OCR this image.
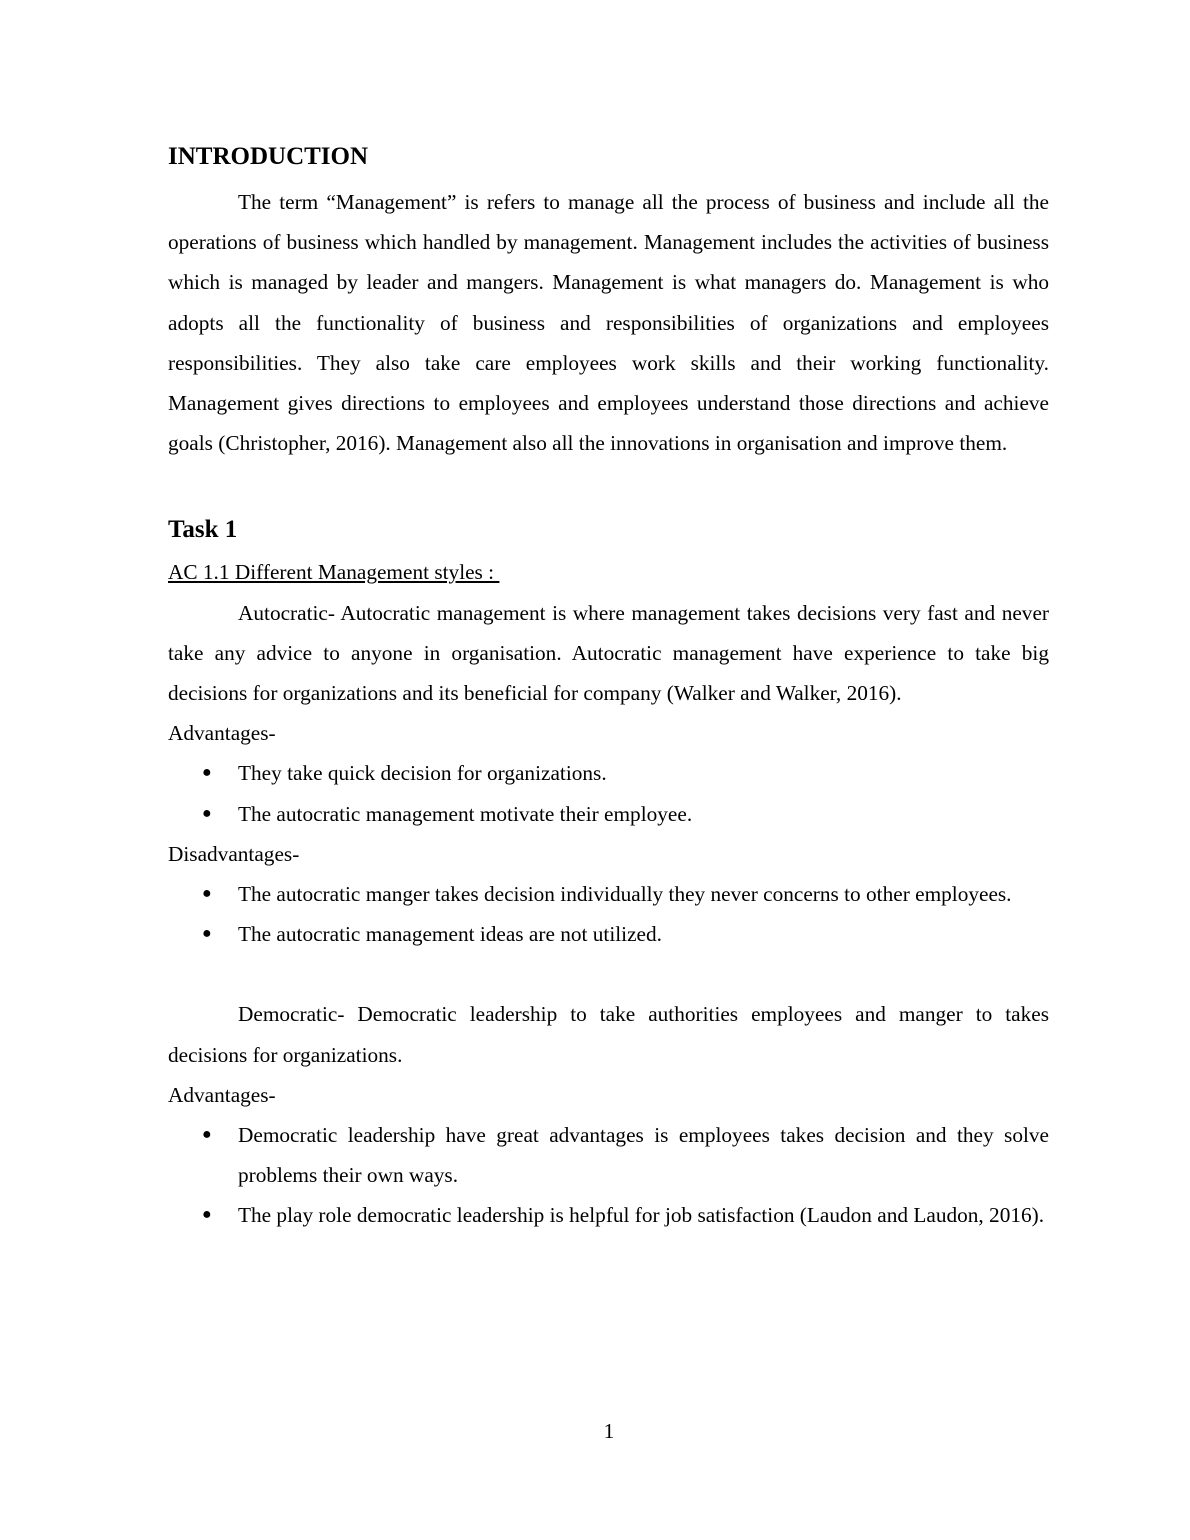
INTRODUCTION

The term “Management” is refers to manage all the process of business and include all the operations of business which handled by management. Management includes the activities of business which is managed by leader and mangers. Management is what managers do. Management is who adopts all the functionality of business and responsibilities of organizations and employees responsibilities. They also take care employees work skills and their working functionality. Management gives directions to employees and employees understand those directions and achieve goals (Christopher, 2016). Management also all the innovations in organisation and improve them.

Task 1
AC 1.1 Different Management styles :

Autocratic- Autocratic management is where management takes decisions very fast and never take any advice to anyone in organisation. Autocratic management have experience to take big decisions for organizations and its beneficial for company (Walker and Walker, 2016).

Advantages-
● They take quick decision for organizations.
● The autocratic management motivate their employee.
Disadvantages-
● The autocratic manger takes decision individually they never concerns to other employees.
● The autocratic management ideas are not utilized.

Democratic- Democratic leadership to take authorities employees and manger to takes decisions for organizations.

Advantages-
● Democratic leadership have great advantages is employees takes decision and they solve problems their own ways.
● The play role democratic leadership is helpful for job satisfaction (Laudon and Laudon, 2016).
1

____

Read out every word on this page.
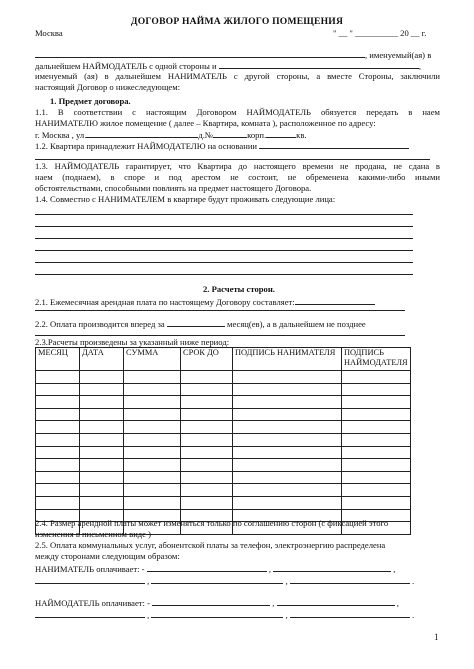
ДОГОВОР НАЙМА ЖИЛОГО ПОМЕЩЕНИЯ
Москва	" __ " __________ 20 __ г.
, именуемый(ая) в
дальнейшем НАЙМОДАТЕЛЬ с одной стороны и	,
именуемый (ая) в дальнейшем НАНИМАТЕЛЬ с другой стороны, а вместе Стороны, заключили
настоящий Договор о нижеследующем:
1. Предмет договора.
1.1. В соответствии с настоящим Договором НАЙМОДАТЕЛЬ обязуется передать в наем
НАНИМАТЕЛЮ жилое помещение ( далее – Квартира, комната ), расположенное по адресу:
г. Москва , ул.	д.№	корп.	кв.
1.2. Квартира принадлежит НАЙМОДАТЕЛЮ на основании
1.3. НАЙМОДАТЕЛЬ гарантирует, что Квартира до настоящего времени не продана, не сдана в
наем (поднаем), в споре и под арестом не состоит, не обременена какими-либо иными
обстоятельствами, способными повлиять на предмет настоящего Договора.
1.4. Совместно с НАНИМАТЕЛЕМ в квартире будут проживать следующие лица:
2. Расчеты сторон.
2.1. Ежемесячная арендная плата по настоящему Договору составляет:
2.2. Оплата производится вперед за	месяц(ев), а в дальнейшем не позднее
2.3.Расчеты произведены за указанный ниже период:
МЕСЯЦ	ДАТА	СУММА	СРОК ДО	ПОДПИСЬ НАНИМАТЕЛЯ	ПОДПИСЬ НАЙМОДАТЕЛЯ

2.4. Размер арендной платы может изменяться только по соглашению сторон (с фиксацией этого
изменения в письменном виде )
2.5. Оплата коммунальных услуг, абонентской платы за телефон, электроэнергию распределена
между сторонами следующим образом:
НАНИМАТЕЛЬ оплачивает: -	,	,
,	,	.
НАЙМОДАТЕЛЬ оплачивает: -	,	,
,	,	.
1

____

# Required work:
Pick out the lines containing the word "дальнейшем" and show them.

# In response:
дальнейшем НАЙМОДАТЕЛЬ с одной стороны и	,
именуемый (ая) в дальнейшем НАНИМАТЕЛЬ с другой стороны, а вместе Стороны, заключили
2.2. Оплата производится вперед за	месяц(ев), а в дальнейшем не позднее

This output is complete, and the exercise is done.